◆ **WHAT THE EXERCISE ASKS**:
Below are some records; give them all again exactly, but not the pictures.

◆ **RECORDS PROVIDED**:
----------
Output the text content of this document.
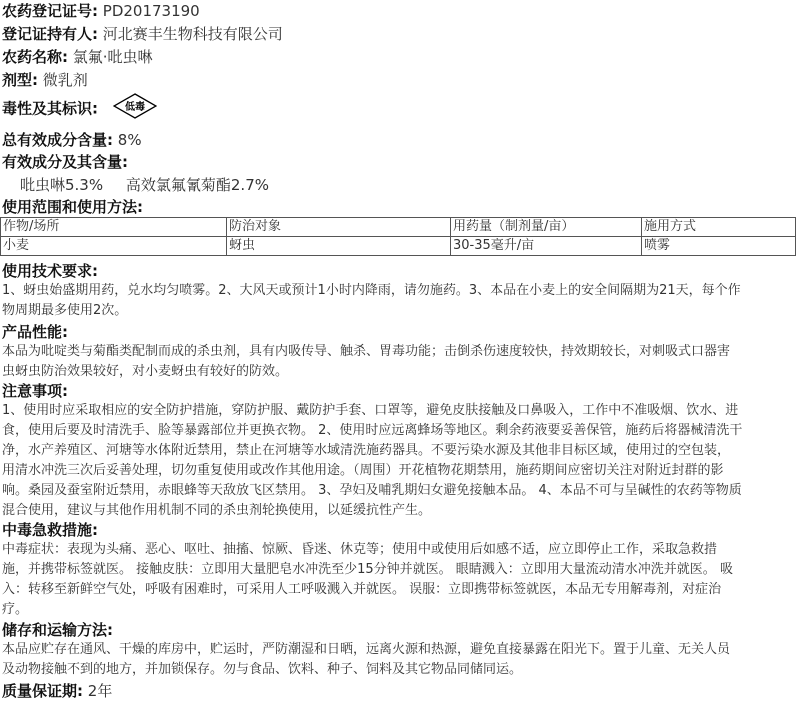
农药登记证号: PD20173190
登记证持有人: 河北赛丰生物科技有限公司
农药名称: 氯氟·吡虫啉
剂型: 微乳剂
毒性及其标识:	低毒
总有效成分含量: 8%
有效成分及其含量:
吡虫啉5.3% 高效氯氟氰菊酯2.7%
使用范围和使用方法:
作物/场所	防治对象	用药量（制剂量/亩）	施用方式
小麦	蚜虫	30-35毫升/亩	喷雾
使用技术要求:
1、蚜虫始盛期用药，兑水均匀喷雾。2、大风天或预计1小时内降雨，请勿施药。3、本品在小麦上的安全间隔期为21天，每个作
物周期最多使用2次。
产品性能:
本品为吡啶类与菊酯类配制而成的杀虫剂，具有内吸传导、触杀、胃毒功能；击倒杀伤速度较快，持效期较长，对刺吸式口器害
虫蚜虫防治效果较好，对小麦蚜虫有较好的防效。
注意事项:
1、使用时应采取相应的安全防护措施，穿防护服、戴防护手套、口罩等，避免皮肤接触及口鼻吸入，工作中不准吸烟、饮水、进
食，使用后要及时清洗手、脸等暴露部位并更换衣物。 2、使用时应远离蜂场等地区。剩余药液要妥善保管，施药后将器械清洗干
净，水产养殖区、河塘等水体附近禁用，禁止在河塘等水域清洗施药器具。不要污染水源及其他非目标区域，使用过的空包装，
用清水冲洗三次后妥善处理，切勿重复使用或改作其他用途。（周围）开花植物花期禁用，施药期间应密切关注对附近封群的影
响。桑园及蚕室附近禁用，赤眼蜂等天敌放飞区禁用。 3、孕妇及哺乳期妇女避免接触本品。 4、本品不可与呈碱性的农药等物质
混合使用，建议与其他作用机制不同的杀虫剂轮换使用，以延缓抗性产生。
中毒急救措施:
中毒症状：表现为头痛、恶心、呕吐、抽搐、惊厥、昏迷、休克等；使用中或使用后如感不适，应立即停止工作，采取急救措
施，并携带标签就医。 接触皮肤：立即用大量肥皂水冲洗至少15分钟并就医。 眼睛溅入：立即用大量流动清水冲洗并就医。 吸
入：转移至新鲜空气处，呼吸有困难时，可采用人工呼吸溅入并就医。 误服：立即携带标签就医，本品无专用解毒剂，对症治
疗。
储存和运输方法:
本品应贮存在通风、干燥的库房中，贮运时，严防潮湿和日晒，远离火源和热源，避免直接暴露在阳光下。置于儿童、无关人员
及动物接触不到的地方，并加锁保存。勿与食品、饮料、种子、饲料及其它物品同储同运。
质量保证期: 2年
----------
◆ **TASK OUTPUT**:
Output the text content of this document.
农药登记证号: PD20173190
登记证持有人: 河北赛丰生物科技有限公司
农药名称: 氯氟·吡虫啉
剂型: 微乳剂
毒性及其标识:	低毒
总有效成分含量: 8%
有效成分及其含量:
吡虫啉5.3% 高效氯氟氰菊酯2.7%
使用范围和使用方法:
作物/场所	防治对象	用药量（制剂量/亩）	施用方式
小麦	蚜虫	30-35毫升/亩	喷雾
使用技术要求:
1、蚜虫始盛期用药，兑水均匀喷雾。2、大风天或预计1小时内降雨，请勿施药。3、本品在小麦上的安全间隔期为21天，每个作
物周期最多使用2次。
产品性能:
本品为吡啶类与菊酯类配制而成的杀虫剂，具有内吸传导、触杀、胃毒功能；击倒杀伤速度较快，持效期较长，对刺吸式口器害
虫蚜虫防治效果较好，对小麦蚜虫有较好的防效。
注意事项:
1、使用时应采取相应的安全防护措施，穿防护服、戴防护手套、口罩等，避免皮肤接触及口鼻吸入，工作中不准吸烟、饮水、进
食，使用后要及时清洗手、脸等暴露部位并更换衣物。 2、使用时应远离蜂场等地区。剩余药液要妥善保管，施药后将器械清洗干
净，水产养殖区、河塘等水体附近禁用，禁止在河塘等水域清洗施药器具。不要污染水源及其他非目标区域，使用过的空包装，
用清水冲洗三次后妥善处理，切勿重复使用或改作其他用途。（周围）开花植物花期禁用，施药期间应密切关注对附近封群的影
响。桑园及蚕室附近禁用，赤眼蜂等天敌放飞区禁用。 3、孕妇及哺乳期妇女避免接触本品。 4、本品不可与呈碱性的农药等物质
混合使用，建议与其他作用机制不同的杀虫剂轮换使用，以延缓抗性产生。
中毒急救措施:
中毒症状：表现为头痛、恶心、呕吐、抽搐、惊厥、昏迷、休克等；使用中或使用后如感不适，应立即停止工作，采取急救措
施，并携带标签就医。 接触皮肤：立即用大量肥皂水冲洗至少15分钟并就医。 眼睛溅入：立即用大量流动清水冲洗并就医。 吸
入：转移至新鲜空气处，呼吸有困难时，可采用人工呼吸溅入并就医。 误服：立即携带标签就医，本品无专用解毒剂，对症治
疗。
储存和运输方法:
本品应贮存在通风、干燥的库房中，贮运时，严防潮湿和日晒，远离火源和热源，避免直接暴露在阳光下。置于儿童、无关人员
及动物接触不到的地方，并加锁保存。勿与食品、饮料、种子、饲料及其它物品同储同运。
质量保证期: 2年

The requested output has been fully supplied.